■ EXERCISE TASK: Would you set down every entry shown below, precisely as written?

■ PROVIDED DATA:

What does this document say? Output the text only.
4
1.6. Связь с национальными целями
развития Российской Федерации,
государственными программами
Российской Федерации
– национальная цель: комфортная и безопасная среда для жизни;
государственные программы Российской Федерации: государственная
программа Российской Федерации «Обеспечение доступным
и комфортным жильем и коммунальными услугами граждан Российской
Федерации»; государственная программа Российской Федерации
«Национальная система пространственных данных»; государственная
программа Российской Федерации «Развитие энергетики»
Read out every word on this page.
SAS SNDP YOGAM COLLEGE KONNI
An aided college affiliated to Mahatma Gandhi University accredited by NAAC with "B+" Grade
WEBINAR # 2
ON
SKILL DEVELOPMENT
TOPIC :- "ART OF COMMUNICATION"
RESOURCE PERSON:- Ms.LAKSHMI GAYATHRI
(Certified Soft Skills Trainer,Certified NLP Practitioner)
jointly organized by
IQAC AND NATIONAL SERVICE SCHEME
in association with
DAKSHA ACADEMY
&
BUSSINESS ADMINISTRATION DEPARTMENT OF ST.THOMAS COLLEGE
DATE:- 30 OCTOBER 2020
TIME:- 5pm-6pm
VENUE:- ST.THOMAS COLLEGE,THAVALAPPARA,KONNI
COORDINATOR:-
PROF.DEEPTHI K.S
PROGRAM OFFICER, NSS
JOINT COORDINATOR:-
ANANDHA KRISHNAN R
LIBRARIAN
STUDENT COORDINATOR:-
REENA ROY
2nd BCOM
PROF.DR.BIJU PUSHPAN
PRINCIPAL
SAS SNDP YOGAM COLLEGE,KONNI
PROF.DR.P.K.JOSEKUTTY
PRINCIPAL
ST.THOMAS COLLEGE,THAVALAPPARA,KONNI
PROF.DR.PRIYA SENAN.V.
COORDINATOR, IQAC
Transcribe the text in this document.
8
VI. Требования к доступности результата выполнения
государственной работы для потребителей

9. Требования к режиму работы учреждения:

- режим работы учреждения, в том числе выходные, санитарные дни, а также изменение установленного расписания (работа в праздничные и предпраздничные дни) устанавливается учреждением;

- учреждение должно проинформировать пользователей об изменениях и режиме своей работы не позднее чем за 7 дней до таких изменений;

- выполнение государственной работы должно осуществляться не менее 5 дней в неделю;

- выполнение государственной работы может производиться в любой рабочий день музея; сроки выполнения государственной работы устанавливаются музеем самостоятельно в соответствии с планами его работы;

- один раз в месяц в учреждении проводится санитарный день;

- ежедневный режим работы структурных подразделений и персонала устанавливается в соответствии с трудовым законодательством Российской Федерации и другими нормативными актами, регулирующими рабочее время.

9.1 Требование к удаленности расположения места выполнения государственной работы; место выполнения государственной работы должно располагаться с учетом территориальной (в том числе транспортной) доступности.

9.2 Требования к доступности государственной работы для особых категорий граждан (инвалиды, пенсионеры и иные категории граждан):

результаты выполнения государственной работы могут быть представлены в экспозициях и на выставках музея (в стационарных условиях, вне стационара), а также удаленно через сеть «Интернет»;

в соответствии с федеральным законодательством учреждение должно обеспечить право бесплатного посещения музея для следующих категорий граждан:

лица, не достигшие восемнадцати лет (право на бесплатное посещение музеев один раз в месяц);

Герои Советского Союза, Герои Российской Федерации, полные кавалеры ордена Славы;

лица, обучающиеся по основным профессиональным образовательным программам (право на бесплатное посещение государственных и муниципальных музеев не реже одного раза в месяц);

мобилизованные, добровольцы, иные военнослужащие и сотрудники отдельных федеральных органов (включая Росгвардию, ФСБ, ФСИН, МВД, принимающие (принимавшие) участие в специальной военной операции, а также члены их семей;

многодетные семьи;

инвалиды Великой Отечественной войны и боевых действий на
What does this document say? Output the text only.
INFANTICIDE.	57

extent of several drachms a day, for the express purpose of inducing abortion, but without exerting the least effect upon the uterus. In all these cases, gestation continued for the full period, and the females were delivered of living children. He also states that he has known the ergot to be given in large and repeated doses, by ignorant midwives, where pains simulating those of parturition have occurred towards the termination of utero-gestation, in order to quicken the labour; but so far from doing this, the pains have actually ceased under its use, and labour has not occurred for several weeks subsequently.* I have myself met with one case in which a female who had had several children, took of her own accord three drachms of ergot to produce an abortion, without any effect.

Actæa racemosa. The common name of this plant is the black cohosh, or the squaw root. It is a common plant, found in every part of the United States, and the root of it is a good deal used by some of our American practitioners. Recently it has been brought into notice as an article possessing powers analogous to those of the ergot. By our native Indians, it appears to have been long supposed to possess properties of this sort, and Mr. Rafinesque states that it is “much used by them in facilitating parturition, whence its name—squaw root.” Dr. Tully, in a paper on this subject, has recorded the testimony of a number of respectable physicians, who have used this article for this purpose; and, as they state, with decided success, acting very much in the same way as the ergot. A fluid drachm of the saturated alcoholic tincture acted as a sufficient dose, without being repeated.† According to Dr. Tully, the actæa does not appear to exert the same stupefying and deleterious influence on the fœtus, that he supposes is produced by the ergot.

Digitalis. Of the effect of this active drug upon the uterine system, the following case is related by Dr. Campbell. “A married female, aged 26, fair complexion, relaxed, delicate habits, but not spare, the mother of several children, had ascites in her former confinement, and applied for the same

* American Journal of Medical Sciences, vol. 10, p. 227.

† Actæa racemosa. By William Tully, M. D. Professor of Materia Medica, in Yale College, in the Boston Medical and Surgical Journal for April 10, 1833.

■ EXERCISE OUTPUT:
What does this document say? Output the text only.
4
1.6. Связь с национальными целями
развития Российской Федерации,
государственными программами
Российской Федерации
– национальная цель: комфортная и безопасная среда для жизни;
государственные программы Российской Федерации: государственная
программа Российской Федерации «Обеспечение доступным
и комфортным жильем и коммунальными услугами граждан Российской
Федерации»; государственная программа Российской Федерации
«Национальная система пространственных данных»; государственная
программа Российской Федерации «Развитие энергетики»
Read out every word on this page.
SAS SNDP YOGAM COLLEGE KONNI
An aided college affiliated to Mahatma Gandhi University accredited by NAAC with "B+" Grade
WEBINAR # 2
ON
SKILL DEVELOPMENT
TOPIC :- "ART OF COMMUNICATION"
RESOURCE PERSON:- Ms.LAKSHMI GAYATHRI
(Certified Soft Skills Trainer,Certified NLP Practitioner)
jointly organized by
IQAC AND NATIONAL SERVICE SCHEME
in association with
DAKSHA ACADEMY
&
BUSSINESS ADMINISTRATION DEPARTMENT OF ST.THOMAS COLLEGE
DATE:- 30 OCTOBER 2020
TIME:- 5pm-6pm
VENUE:- ST.THOMAS COLLEGE,THAVALAPPARA,KONNI
COORDINATOR:-
PROF.DEEPTHI K.S
PROGRAM OFFICER, NSS
JOINT COORDINATOR:-
ANANDHA KRISHNAN R
LIBRARIAN
STUDENT COORDINATOR:-
REENA ROY
2nd BCOM
PROF.DR.BIJU PUSHPAN
PRINCIPAL
SAS SNDP YOGAM COLLEGE,KONNI
PROF.DR.P.K.JOSEKUTTY
PRINCIPAL
ST.THOMAS COLLEGE,THAVALAPPARA,KONNI
PROF.DR.PRIYA SENAN.V.
COORDINATOR, IQAC
Transcribe the text in this document.
8
VI. Требования к доступности результата выполнения
государственной работы для потребителей

9. Требования к режиму работы учреждения:

- режим работы учреждения, в том числе выходные, санитарные дни, а также изменение установленного расписания (работа в праздничные и предпраздничные дни) устанавливается учреждением;

- учреждение должно проинформировать пользователей об изменениях и режиме своей работы не позднее чем за 7 дней до таких изменений;

- выполнение государственной работы должно осуществляться не менее 5 дней в неделю;

- выполнение государственной работы может производиться в любой рабочий день музея; сроки выполнения государственной работы устанавливаются музеем самостоятельно в соответствии с планами его работы;

- один раз в месяц в учреждении проводится санитарный день;

- ежедневный режим работы структурных подразделений и персонала устанавливается в соответствии с трудовым законодательством Российской Федерации и другими нормативными актами, регулирующими рабочее время.

9.1 Требование к удаленности расположения места выполнения государственной работы; место выполнения государственной работы должно располагаться с учетом территориальной (в том числе транспортной) доступности.

9.2 Требования к доступности государственной работы для особых категорий граждан (инвалиды, пенсионеры и иные категории граждан):

результаты выполнения государственной работы могут быть представлены в экспозициях и на выставках музея (в стационарных условиях, вне стационара), а также удаленно через сеть «Интернет»;

в соответствии с федеральным законодательством учреждение должно обеспечить право бесплатного посещения музея для следующих категорий граждан:

лица, не достигшие восемнадцати лет (право на бесплатное посещение музеев один раз в месяц);

Герои Советского Союза, Герои Российской Федерации, полные кавалеры ордена Славы;

лица, обучающиеся по основным профессиональным образовательным программам (право на бесплатное посещение государственных и муниципальных музеев не реже одного раза в месяц);

мобилизованные, добровольцы, иные военнослужащие и сотрудники отдельных федеральных органов (включая Росгвардию, ФСБ, ФСИН, МВД, принимающие (принимавшие) участие в специальной военной операции, а также члены их семей;

многодетные семьи;

инвалиды Великой Отечественной войны и боевых действий на
What does this document say? Output the text only.
INFANTICIDE.	57

extent of several drachms a day, for the express purpose of inducing abortion, but without exerting the least effect upon the uterus. In all these cases, gestation continued for the full period, and the females were delivered of living children. He also states that he has known the ergot to be given in large and repeated doses, by ignorant midwives, where pains simulating those of parturition have occurred towards the termination of utero-gestation, in order to quicken the labour; but so far from doing this, the pains have actually ceased under its use, and labour has not occurred for several weeks subsequently.* I have myself met with one case in which a female who had had several children, took of her own accord three drachms of ergot to produce an abortion, without any effect.

Actæa racemosa. The common name of this plant is the black cohosh, or the squaw root. It is a common plant, found in every part of the United States, and the root of it is a good deal used by some of our American practitioners. Recently it has been brought into notice as an article possessing powers analogous to those of the ergot. By our native Indians, it appears to have been long supposed to possess properties of this sort, and Mr. Rafinesque states that it is “much used by them in facilitating parturition, whence its name—squaw root.” Dr. Tully, in a paper on this subject, has recorded the testimony of a number of respectable physicians, who have used this article for this purpose; and, as they state, with decided success, acting very much in the same way as the ergot. A fluid drachm of the saturated alcoholic tincture acted as a sufficient dose, without being repeated.† According to Dr. Tully, the actæa does not appear to exert the same stupefying and deleterious influence on the fœtus, that he supposes is produced by the ergot.

Digitalis. Of the effect of this active drug upon the uterine system, the following case is related by Dr. Campbell. “A married female, aged 26, fair complexion, relaxed, delicate habits, but not spare, the mother of several children, had ascites in her former confinement, and applied for the same

* American Journal of Medical Sciences, vol. 10, p. 227.

† Actæa racemosa. By William Tully, M. D. Professor of Materia Medica, in Yale College, in the Boston Medical and Surgical Journal for April 10, 1833.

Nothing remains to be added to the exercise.